[START]

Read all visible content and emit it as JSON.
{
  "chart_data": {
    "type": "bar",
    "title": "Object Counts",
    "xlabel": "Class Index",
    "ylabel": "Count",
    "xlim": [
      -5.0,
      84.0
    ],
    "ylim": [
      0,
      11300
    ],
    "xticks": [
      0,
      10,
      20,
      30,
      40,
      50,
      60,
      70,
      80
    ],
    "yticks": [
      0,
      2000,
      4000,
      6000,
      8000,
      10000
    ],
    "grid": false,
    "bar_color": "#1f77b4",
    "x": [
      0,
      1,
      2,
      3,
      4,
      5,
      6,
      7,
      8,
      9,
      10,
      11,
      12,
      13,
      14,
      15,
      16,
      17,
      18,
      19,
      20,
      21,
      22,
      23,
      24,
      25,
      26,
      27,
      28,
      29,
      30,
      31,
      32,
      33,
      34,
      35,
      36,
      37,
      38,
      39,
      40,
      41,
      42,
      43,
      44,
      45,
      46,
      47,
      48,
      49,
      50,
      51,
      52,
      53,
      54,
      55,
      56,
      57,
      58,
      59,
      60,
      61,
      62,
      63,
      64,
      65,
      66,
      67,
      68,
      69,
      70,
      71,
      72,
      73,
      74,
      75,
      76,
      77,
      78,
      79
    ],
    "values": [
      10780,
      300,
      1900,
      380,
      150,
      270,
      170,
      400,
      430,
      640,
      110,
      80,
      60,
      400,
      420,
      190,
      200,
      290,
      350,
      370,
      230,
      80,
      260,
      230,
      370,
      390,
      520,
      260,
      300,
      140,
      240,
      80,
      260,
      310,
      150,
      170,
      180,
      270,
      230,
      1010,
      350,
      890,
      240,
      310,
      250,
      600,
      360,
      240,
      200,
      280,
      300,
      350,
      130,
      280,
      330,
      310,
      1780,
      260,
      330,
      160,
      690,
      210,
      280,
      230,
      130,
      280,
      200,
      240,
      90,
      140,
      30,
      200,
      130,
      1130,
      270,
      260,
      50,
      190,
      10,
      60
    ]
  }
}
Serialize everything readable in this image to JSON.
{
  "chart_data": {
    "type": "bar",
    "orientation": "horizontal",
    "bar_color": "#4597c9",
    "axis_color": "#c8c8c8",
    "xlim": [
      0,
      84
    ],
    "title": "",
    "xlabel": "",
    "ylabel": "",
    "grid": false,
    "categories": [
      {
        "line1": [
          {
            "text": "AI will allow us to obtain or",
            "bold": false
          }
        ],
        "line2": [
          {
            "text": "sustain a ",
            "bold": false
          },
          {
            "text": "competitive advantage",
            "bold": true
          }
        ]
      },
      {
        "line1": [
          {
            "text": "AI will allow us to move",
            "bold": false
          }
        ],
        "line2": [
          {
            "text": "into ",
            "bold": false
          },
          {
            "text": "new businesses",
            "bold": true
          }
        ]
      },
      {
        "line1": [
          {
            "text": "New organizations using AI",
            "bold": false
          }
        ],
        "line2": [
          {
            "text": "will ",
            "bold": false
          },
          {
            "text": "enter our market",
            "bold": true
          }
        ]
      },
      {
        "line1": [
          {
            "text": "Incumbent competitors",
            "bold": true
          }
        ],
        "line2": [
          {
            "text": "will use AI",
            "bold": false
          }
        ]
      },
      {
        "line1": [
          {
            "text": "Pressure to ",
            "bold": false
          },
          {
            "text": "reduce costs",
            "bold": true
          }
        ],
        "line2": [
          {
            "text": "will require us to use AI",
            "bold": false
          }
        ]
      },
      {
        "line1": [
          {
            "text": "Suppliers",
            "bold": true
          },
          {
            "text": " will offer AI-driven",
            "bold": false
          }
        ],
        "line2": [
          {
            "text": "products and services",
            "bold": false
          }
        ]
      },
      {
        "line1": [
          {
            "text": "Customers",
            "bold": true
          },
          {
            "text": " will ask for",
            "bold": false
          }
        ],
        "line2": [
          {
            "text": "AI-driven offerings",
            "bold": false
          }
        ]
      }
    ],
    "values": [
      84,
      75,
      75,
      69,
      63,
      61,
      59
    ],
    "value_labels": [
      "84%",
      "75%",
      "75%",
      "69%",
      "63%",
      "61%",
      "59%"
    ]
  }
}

[END]

■ **What to work on**
Show the lines that mention the word "driven".

■ **Result**
            "text": " will offer AI-driven",
            "text": "AI-driven offerings",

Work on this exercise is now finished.